§ **Your instructions**
Reproduce the listing below character for character; drop every image.

++++ Data excerpts ++++

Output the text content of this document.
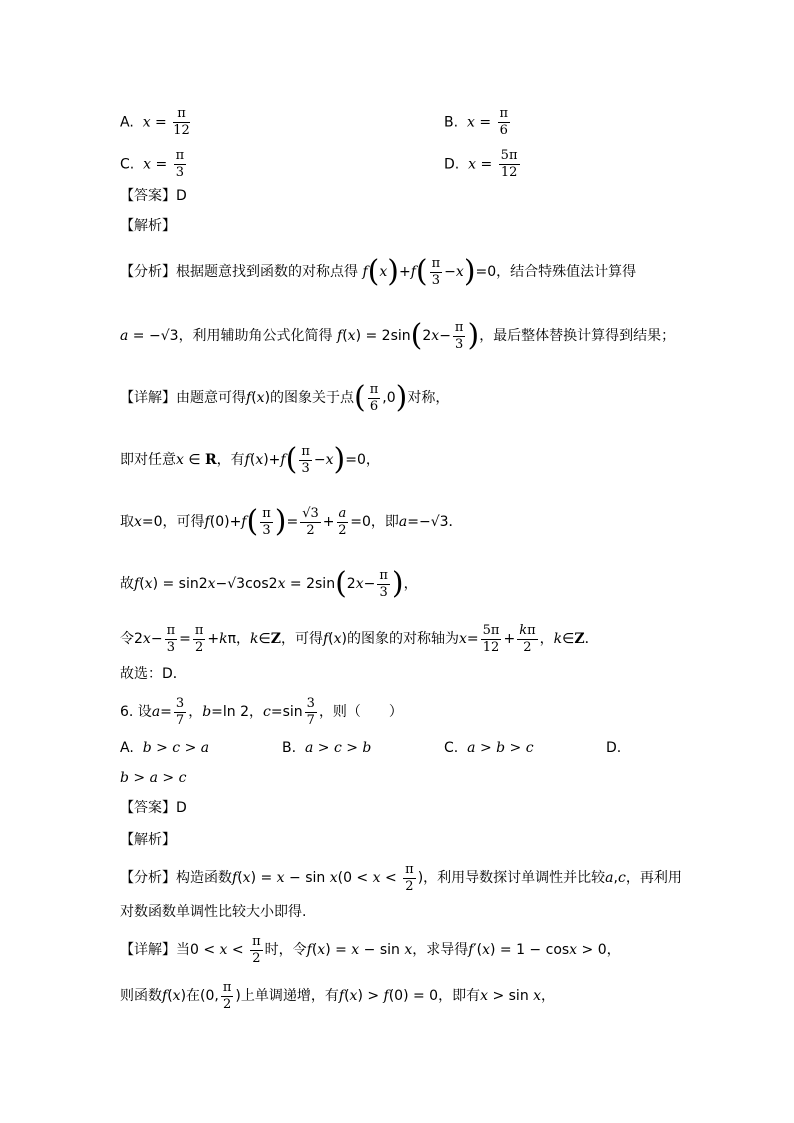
A. $x = \frac{\pi}{12}$	B. $x = \frac{\pi}{6}$
C. $x = \frac{\pi}{3}$	D. $x = \frac{5\pi}{12}$
【答案】D
【解析】
【分析】根据题意找到函数的对称点得 $f(x)+f( \frac{\pi}{3} -x)=0$，结合特殊值法计算得
a = −√3，利用辅助角公式化简得 $f(x) = 2\sin(2x- \frac{\pi}{3}$ )，最后整体替换计算得到结果；
【详解】由题意可得f(x)的图象关于点( $\frac{\pi}{6} ,0$)对称，
即对任意x ∈ R，有$f(x)+f( \frac{\pi}{3} -x)=0$，
取x=0，可得$f(0)+f( \frac{\pi}{3}$ )= $\frac{√3}{2} + \frac{a}{2} =0$，即a=−√3．
故$f(x) = \sin 2x-√3\cos 2x = 2\sin(2x- \frac{\pi}{3}$ )，
令$2x- \frac{\pi}{3} = \frac{\pi}{2} +k\pi$，k∈Z，可得f(x)的图象的对称轴为$x= \frac{5\pi}{12} + \frac{k\pi}{2}$ ，k∈Z．
故选：D．
6. 设$a= \frac{3}{7}$ ，b=ln 2，$c=\sin \frac{3}{7}$ ，则（　　）
A. b > c > a	B. a > c > b	C. a > b > c	D.
b > a > c
【答案】D
【解析】
【分析】构造函数$f(x) = x - \sin x(0 < x < \frac{\pi}{2}$ )，利用导数探讨单调性并比较a,c，再利用
对数函数单调性比较大小即得.
【详解】当$0 < x < \frac{\pi}{2}$ 时，令f(x) = x − sin x，求导得f′(x) = 1 − cosx > 0，
则函数f(x)在(0, $\frac{\pi}{2}$ )上单调递增，有f(x) > f(0) = 0，即有x > sin x，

++++

§ **Complete answer**
Output the text content of this document.
A. $x = \frac{\pi}{12}$	B. $x = \frac{\pi}{6}$
C. $x = \frac{\pi}{3}$	D. $x = \frac{5\pi}{12}$
【答案】D
【解析】
【分析】根据题意找到函数的对称点得 $f(x)+f( \frac{\pi}{3} -x)=0$，结合特殊值法计算得
a = −√3，利用辅助角公式化简得 $f(x) = 2\sin(2x- \frac{\pi}{3}$ )，最后整体替换计算得到结果；
【详解】由题意可得f(x)的图象关于点( $\frac{\pi}{6} ,0$)对称，
即对任意x ∈ R，有$f(x)+f( \frac{\pi}{3} -x)=0$，
取x=0，可得$f(0)+f( \frac{\pi}{3}$ )= $\frac{√3}{2} + \frac{a}{2} =0$，即a=−√3．
故$f(x) = \sin 2x-√3\cos 2x = 2\sin(2x- \frac{\pi}{3}$ )，
令$2x- \frac{\pi}{3} = \frac{\pi}{2} +k\pi$，k∈Z，可得f(x)的图象的对称轴为$x= \frac{5\pi}{12} + \frac{k\pi}{2}$ ，k∈Z．
故选：D．
6. 设$a= \frac{3}{7}$ ，b=ln 2，$c=\sin \frac{3}{7}$ ，则（　　）
A. b > c > a	B. a > c > b	C. a > b > c	D.
b > a > c
【答案】D
【解析】
【分析】构造函数$f(x) = x - \sin x(0 < x < \frac{\pi}{2}$ )，利用导数探讨单调性并比较a,c，再利用
对数函数单调性比较大小即得.
【详解】当$0 < x < \frac{\pi}{2}$ 时，令f(x) = x − sin x，求导得f′(x) = 1 − cosx > 0，
则函数f(x)在(0, $\frac{\pi}{2}$ )上单调递增，有f(x) > f(0) = 0，即有x > sin x，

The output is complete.